# Set exercise
Retype every line from the one containing "What's the underlying" through the last line of the records below, both included; leave out the pictures.
------------------------------------
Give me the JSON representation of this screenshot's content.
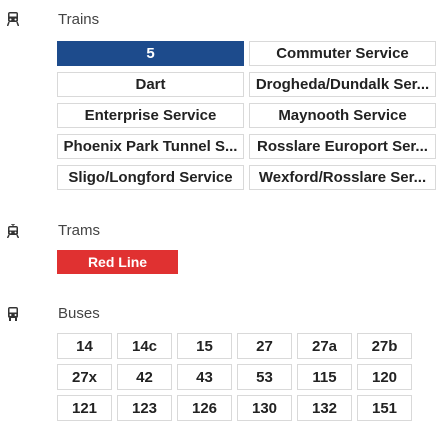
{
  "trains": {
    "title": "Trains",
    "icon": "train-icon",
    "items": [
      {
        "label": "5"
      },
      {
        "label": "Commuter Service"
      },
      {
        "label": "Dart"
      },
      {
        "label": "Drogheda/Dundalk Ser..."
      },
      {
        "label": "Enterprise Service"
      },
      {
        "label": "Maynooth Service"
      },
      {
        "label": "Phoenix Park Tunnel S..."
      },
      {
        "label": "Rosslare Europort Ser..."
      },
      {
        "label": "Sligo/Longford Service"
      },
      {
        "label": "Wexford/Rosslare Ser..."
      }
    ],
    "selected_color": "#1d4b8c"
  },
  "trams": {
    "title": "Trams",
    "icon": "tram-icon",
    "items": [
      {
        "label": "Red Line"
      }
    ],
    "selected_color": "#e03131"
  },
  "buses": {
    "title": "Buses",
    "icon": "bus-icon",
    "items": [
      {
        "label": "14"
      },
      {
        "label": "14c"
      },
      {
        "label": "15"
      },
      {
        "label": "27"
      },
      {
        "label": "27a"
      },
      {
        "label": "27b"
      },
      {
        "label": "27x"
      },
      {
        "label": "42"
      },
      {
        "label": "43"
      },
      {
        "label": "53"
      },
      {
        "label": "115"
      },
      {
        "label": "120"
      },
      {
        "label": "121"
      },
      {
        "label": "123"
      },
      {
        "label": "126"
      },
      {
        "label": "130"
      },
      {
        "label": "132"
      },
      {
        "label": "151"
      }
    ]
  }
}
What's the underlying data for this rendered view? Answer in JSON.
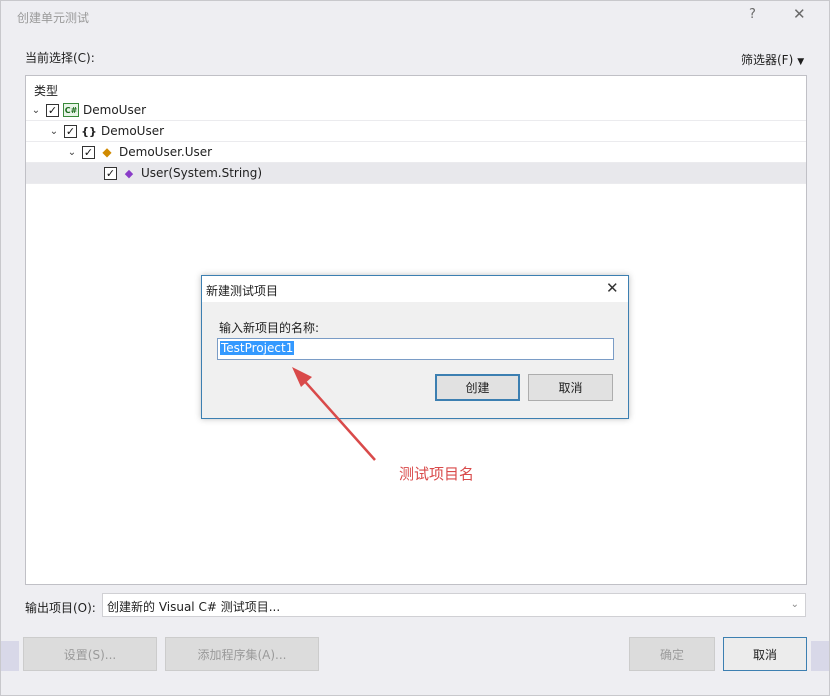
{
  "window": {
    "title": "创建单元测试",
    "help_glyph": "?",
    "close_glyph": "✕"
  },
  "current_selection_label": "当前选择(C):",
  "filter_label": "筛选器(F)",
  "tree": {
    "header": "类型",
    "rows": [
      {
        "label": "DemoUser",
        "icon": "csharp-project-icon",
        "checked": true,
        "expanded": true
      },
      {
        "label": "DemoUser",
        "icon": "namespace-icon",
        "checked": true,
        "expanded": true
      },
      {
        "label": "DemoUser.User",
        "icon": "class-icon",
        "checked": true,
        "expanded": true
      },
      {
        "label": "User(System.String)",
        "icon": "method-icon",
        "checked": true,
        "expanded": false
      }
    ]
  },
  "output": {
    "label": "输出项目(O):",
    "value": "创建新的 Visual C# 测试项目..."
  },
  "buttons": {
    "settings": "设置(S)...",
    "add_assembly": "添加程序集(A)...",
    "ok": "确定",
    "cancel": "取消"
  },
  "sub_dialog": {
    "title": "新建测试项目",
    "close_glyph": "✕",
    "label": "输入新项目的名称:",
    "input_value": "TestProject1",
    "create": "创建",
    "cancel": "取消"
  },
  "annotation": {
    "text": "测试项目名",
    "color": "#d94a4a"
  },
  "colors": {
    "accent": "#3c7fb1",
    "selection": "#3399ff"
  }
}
------------------------------------
# Response to this task
What's the underlying data for this rendered view? Answer in JSON.
{
  "window": {
    "title": "创建单元测试",
    "help_glyph": "?",
    "close_glyph": "✕"
  },
  "current_selection_label": "当前选择(C):",
  "filter_label": "筛选器(F)",
  "tree": {
    "header": "类型",
    "rows": [
      {
        "label": "DemoUser",
        "icon": "csharp-project-icon",
        "checked": true,
        "expanded": true
      },
      {
        "label": "DemoUser",
        "icon": "namespace-icon",
        "checked": true,
        "expanded": true
      },
      {
        "label": "DemoUser.User",
        "icon": "class-icon",
        "checked": true,
        "expanded": true
      },
      {
        "label": "User(System.String)",
        "icon": "method-icon",
        "checked": true,
        "expanded": false
      }
    ]
  },
  "output": {
    "label": "输出项目(O):",
    "value": "创建新的 Visual C# 测试项目..."
  },
  "buttons": {
    "settings": "设置(S)...",
    "add_assembly": "添加程序集(A)...",
    "ok": "确定",
    "cancel": "取消"
  },
  "sub_dialog": {
    "title": "新建测试项目",
    "close_glyph": "✕",
    "label": "输入新项目的名称:",
    "input_value": "TestProject1",
    "create": "创建",
    "cancel": "取消"
  },
  "annotation": {
    "text": "测试项目名",
    "color": "#d94a4a"
  },
  "colors": {
    "accent": "#3c7fb1",
    "selection": "#3399ff"
  }
}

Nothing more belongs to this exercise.